(Source document):
╭──

Creative Folkestone Triennial has been postponed until September 2021. Curator Lewis Biggs and the Creative Folkestone team are working hard to establish new dates for Folkestone Triennial and will announce information as soon as possible. To read a full statement click here.
The fifth edition of Creative Folkestone Triennial will run from Saturday 5 September – Sunday 8 November 2020, presenting around 20 newly commissioned site-specific artworks by internationally acclaimed artists, inviting you to explore the town and its urban tales.
Curated for the third time by Lewis Biggs, the 2020 Triennial, entitled The Plot, invites visitors to consider urban myths and their relation to verifiable realities: the gap between the story and the actuality.
The Plot uses three historic Folkestone narratives as a point of departure: St Eanswythe’s watercourse; the physician William Harvey’s discovery of the circulation of the blood; and Folkestone’s industrial road ‘The Milky Way’. Referring to passages of movement - the movement of water, blood and goods - the exhibition will present artworks in public spaces across the town, along the various routes associated with these stories. By borrowing from, or lending to, existing narratives, the exhibition, though set in Folkestone, raises questions around the universal need to distinguish reality from myth; encouraging viewers to question the gap between fact and fiction, and what ‘place-making’ really means:
‘‘Although set in Folkestone, the exhibition’s theme is a universal one, prompting us to consider the relation between stories and material realities everywhere in the world. Everyone becomes aware at some point of the gap between our lived experience and what is narrated about it. Sometimes this gap is so extreme that we assume it is the result of malice – it’s a plot. With conspiracy theories becoming ever more popular, it’s never been more urgent to think about the gap between the talk and the action, between our stories and our realities…” Lewis Biggs, Curator of Creative Folkestone Triennial
The title The Plot suggests multiple meanings. Conceptually, a ‘plot’ can be a narrative or conspiracy; from a material point of view, it can also mean a plot of land, or to plot a course or graph – things that are mathematically verifiable. Observing the gap between personally verified experience and what is otherwise told or narrated, the Triennial urges viewers to consider the voids left behind by ‘fake news’ and ‘post-truths’.

╰──

(Given data):
╭──

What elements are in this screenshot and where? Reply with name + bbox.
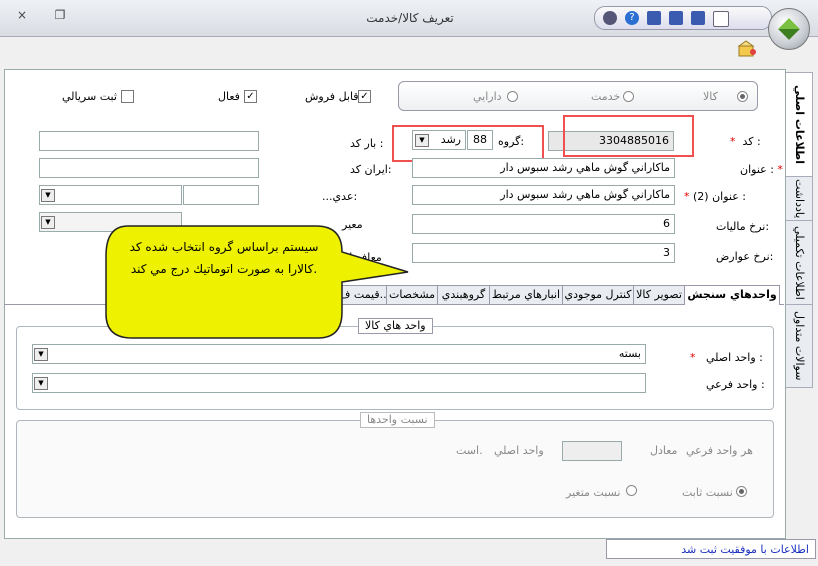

╰──

(Short problem 1):
Answer from the Folkestone Triennial text:
(a) Until when has the Triennial been postponed?
(b) What title does the 2020 Triennial carry?
(c) Which three historic Folkestone narratives does the exhibition take as its point of departure?
(Short problem 2):
Carry the Folkestone Triennial text on past its final sentence.
The listing has no role in this work.

(Expected output 1):
(a) September 2021.
(b) The Plot.
(c) St Eanswythe's watercourse, the physician William Harvey's discovery of the circulation of the blood, and Folkestone's industrial road "The Milky Way."

(Expected output 2):
"The gap between narrative and reality, promise and execution, will often attract our attention (whether amazement, hilarity, criticism or anger). But it’s this same gap that enables art to change people, and so also change the world. It’s the promise of the symbolic world that brings people together and motivates us to act. The artist’s imagination enables us to look at the material world, to imagine how it could be, and realise that it does not have to be the way it is. Great art can lead us to work together to change our surroundings." Lewis Biggs, Curator of Creative Folkestone Triennial
Artists selected for The Plot, are:
Rana Begum (b. 1977, Bangladesh), who will create a special colour scheme for the replacement beach huts on Lower Saxon Way. Set with the challenge of encompassing the whole promenade in her scheme, Begum’s designs will reflect her studio practice – often concerned with geometry, colour and light – to create intriguing results.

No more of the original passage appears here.